Task details
Each entry needs to be restated exactly as written.

═══ Input material ═══

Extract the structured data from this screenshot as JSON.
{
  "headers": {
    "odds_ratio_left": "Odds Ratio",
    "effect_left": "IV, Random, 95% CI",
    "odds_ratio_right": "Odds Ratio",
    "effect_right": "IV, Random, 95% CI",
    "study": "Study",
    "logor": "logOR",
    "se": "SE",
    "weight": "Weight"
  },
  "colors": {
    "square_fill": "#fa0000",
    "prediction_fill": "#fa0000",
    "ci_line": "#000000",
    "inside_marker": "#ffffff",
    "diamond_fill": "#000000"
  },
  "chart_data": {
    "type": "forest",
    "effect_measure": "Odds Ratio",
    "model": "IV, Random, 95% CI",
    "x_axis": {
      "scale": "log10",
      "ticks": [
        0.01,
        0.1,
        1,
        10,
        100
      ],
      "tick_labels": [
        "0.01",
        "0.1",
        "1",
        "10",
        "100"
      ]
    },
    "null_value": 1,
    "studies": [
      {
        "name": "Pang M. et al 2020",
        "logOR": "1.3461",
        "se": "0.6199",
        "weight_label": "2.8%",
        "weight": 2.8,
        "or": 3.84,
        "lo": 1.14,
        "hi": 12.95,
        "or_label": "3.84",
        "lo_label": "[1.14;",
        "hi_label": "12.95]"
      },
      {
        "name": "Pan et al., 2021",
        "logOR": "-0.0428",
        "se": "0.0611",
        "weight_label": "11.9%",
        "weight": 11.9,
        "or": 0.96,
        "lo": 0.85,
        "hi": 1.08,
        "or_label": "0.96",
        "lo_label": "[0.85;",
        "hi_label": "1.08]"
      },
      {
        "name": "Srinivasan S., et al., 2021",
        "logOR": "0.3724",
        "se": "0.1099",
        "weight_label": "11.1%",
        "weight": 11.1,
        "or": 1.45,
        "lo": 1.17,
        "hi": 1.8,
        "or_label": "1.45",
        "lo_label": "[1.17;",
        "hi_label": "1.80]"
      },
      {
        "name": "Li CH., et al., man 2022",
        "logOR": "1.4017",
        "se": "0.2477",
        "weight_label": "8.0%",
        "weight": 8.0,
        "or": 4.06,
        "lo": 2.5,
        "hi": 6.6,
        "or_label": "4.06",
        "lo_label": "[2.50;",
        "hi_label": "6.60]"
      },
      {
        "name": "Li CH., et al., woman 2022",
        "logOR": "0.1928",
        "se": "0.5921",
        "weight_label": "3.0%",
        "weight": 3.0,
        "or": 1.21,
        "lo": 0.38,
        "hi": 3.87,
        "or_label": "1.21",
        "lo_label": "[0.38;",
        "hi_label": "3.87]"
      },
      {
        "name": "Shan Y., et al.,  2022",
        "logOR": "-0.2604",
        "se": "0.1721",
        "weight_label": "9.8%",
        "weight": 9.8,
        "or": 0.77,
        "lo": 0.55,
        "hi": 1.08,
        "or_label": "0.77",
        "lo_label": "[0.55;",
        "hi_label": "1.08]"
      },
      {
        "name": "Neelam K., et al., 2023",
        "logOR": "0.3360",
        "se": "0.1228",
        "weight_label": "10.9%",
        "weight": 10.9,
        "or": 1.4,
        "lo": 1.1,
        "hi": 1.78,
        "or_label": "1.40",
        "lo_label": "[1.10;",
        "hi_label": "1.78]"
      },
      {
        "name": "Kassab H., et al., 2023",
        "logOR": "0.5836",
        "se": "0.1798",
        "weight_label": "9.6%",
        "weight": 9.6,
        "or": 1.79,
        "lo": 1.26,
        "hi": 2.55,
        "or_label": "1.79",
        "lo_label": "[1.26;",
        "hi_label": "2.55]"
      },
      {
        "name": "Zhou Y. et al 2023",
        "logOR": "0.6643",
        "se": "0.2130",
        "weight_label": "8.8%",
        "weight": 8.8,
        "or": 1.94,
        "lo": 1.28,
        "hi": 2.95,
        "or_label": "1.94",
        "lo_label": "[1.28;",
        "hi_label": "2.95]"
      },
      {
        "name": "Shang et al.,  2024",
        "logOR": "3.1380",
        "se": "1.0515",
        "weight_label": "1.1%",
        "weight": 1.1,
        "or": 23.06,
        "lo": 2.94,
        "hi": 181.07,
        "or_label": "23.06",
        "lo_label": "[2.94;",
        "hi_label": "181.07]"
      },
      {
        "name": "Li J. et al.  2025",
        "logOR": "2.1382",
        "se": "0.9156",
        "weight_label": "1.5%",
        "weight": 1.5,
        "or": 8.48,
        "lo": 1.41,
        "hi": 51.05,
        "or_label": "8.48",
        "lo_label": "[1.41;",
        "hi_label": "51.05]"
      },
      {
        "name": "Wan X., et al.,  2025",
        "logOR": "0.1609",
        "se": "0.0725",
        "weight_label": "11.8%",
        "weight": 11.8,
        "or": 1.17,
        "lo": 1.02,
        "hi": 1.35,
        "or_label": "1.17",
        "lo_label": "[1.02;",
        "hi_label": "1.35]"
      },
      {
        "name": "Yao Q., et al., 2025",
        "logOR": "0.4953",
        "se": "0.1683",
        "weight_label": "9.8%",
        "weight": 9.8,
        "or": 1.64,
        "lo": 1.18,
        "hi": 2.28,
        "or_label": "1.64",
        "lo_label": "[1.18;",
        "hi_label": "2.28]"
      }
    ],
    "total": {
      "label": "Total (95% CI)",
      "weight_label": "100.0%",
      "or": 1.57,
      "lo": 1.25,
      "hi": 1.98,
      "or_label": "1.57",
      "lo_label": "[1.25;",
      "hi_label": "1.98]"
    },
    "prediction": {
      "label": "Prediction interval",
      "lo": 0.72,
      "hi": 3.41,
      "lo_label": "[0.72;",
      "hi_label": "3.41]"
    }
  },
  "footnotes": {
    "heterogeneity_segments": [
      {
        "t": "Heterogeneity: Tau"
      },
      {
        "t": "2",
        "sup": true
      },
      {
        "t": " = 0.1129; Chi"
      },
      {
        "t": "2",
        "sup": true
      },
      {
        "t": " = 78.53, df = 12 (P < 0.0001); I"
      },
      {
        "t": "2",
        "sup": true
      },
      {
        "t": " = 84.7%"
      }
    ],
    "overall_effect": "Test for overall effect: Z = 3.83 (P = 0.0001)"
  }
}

═══

Full solution
Extract the structured data from this screenshot as JSON.
{
  "headers": {
    "odds_ratio_left": "Odds Ratio",
    "effect_left": "IV, Random, 95% CI",
    "odds_ratio_right": "Odds Ratio",
    "effect_right": "IV, Random, 95% CI",
    "study": "Study",
    "logor": "logOR",
    "se": "SE",
    "weight": "Weight"
  },
  "colors": {
    "square_fill": "#fa0000",
    "prediction_fill": "#fa0000",
    "ci_line": "#000000",
    "inside_marker": "#ffffff",
    "diamond_fill": "#000000"
  },
  "chart_data": {
    "type": "forest",
    "effect_measure": "Odds Ratio",
    "model": "IV, Random, 95% CI",
    "x_axis": {
      "scale": "log10",
      "ticks": [
        0.01,
        0.1,
        1,
        10,
        100
      ],
      "tick_labels": [
        "0.01",
        "0.1",
        "1",
        "10",
        "100"
      ]
    },
    "null_value": 1,
    "studies": [
      {
        "name": "Pang M. et al 2020",
        "logOR": "1.3461",
        "se": "0.6199",
        "weight_label": "2.8%",
        "weight": 2.8,
        "or": 3.84,
        "lo": 1.14,
        "hi": 12.95,
        "or_label": "3.84",
        "lo_label": "[1.14;",
        "hi_label": "12.95]"
      },
      {
        "name": "Pan et al., 2021",
        "logOR": "-0.0428",
        "se": "0.0611",
        "weight_label": "11.9%",
        "weight": 11.9,
        "or": 0.96,
        "lo": 0.85,
        "hi": 1.08,
        "or_label": "0.96",
        "lo_label": "[0.85;",
        "hi_label": "1.08]"
      },
      {
        "name": "Srinivasan S., et al., 2021",
        "logOR": "0.3724",
        "se": "0.1099",
        "weight_label": "11.1%",
        "weight": 11.1,
        "or": 1.45,
        "lo": 1.17,
        "hi": 1.8,
        "or_label": "1.45",
        "lo_label": "[1.17;",
        "hi_label": "1.80]"
      },
      {
        "name": "Li CH., et al., man 2022",
        "logOR": "1.4017",
        "se": "0.2477",
        "weight_label": "8.0%",
        "weight": 8.0,
        "or": 4.06,
        "lo": 2.5,
        "hi": 6.6,
        "or_label": "4.06",
        "lo_label": "[2.50;",
        "hi_label": "6.60]"
      },
      {
        "name": "Li CH., et al., woman 2022",
        "logOR": "0.1928",
        "se": "0.5921",
        "weight_label": "3.0%",
        "weight": 3.0,
        "or": 1.21,
        "lo": 0.38,
        "hi": 3.87,
        "or_label": "1.21",
        "lo_label": "[0.38;",
        "hi_label": "3.87]"
      },
      {
        "name": "Shan Y., et al.,  2022",
        "logOR": "-0.2604",
        "se": "0.1721",
        "weight_label": "9.8%",
        "weight": 9.8,
        "or": 0.77,
        "lo": 0.55,
        "hi": 1.08,
        "or_label": "0.77",
        "lo_label": "[0.55;",
        "hi_label": "1.08]"
      },
      {
        "name": "Neelam K., et al., 2023",
        "logOR": "0.3360",
        "se": "0.1228",
        "weight_label": "10.9%",
        "weight": 10.9,
        "or": 1.4,
        "lo": 1.1,
        "hi": 1.78,
        "or_label": "1.40",
        "lo_label": "[1.10;",
        "hi_label": "1.78]"
      },
      {
        "name": "Kassab H., et al., 2023",
        "logOR": "0.5836",
        "se": "0.1798",
        "weight_label": "9.6%",
        "weight": 9.6,
        "or": 1.79,
        "lo": 1.26,
        "hi": 2.55,
        "or_label": "1.79",
        "lo_label": "[1.26;",
        "hi_label": "2.55]"
      },
      {
        "name": "Zhou Y. et al 2023",
        "logOR": "0.6643",
        "se": "0.2130",
        "weight_label": "8.8%",
        "weight": 8.8,
        "or": 1.94,
        "lo": 1.28,
        "hi": 2.95,
        "or_label": "1.94",
        "lo_label": "[1.28;",
        "hi_label": "2.95]"
      },
      {
        "name": "Shang et al.,  2024",
        "logOR": "3.1380",
        "se": "1.0515",
        "weight_label": "1.1%",
        "weight": 1.1,
        "or": 23.06,
        "lo": 2.94,
        "hi": 181.07,
        "or_label": "23.06",
        "lo_label": "[2.94;",
        "hi_label": "181.07]"
      },
      {
        "name": "Li J. et al.  2025",
        "logOR": "2.1382",
        "se": "0.9156",
        "weight_label": "1.5%",
        "weight": 1.5,
        "or": 8.48,
        "lo": 1.41,
        "hi": 51.05,
        "or_label": "8.48",
        "lo_label": "[1.41;",
        "hi_label": "51.05]"
      },
      {
        "name": "Wan X., et al.,  2025",
        "logOR": "0.1609",
        "se": "0.0725",
        "weight_label": "11.8%",
        "weight": 11.8,
        "or": 1.17,
        "lo": 1.02,
        "hi": 1.35,
        "or_label": "1.17",
        "lo_label": "[1.02;",
        "hi_label": "1.35]"
      },
      {
        "name": "Yao Q., et al., 2025",
        "logOR": "0.4953",
        "se": "0.1683",
        "weight_label": "9.8%",
        "weight": 9.8,
        "or": 1.64,
        "lo": 1.18,
        "hi": 2.28,
        "or_label": "1.64",
        "lo_label": "[1.18;",
        "hi_label": "2.28]"
      }
    ],
    "total": {
      "label": "Total (95% CI)",
      "weight_label": "100.0%",
      "or": 1.57,
      "lo": 1.25,
      "hi": 1.98,
      "or_label": "1.57",
      "lo_label": "[1.25;",
      "hi_label": "1.98]"
    },
    "prediction": {
      "label": "Prediction interval",
      "lo": 0.72,
      "hi": 3.41,
      "lo_label": "[0.72;",
      "hi_label": "3.41]"
    }
  },
  "footnotes": {
    "heterogeneity_segments": [
      {
        "t": "Heterogeneity: Tau"
      },
      {
        "t": "2",
        "sup": true
      },
      {
        "t": " = 0.1129; Chi"
      },
      {
        "t": "2",
        "sup": true
      },
      {
        "t": " = 78.53, df = 12 (P < 0.0001); I"
      },
      {
        "t": "2",
        "sup": true
      },
      {
        "t": " = 84.7%"
      }
    ],
    "overall_effect": "Test for overall effect: Z = 3.83 (P = 0.0001)"
  }
}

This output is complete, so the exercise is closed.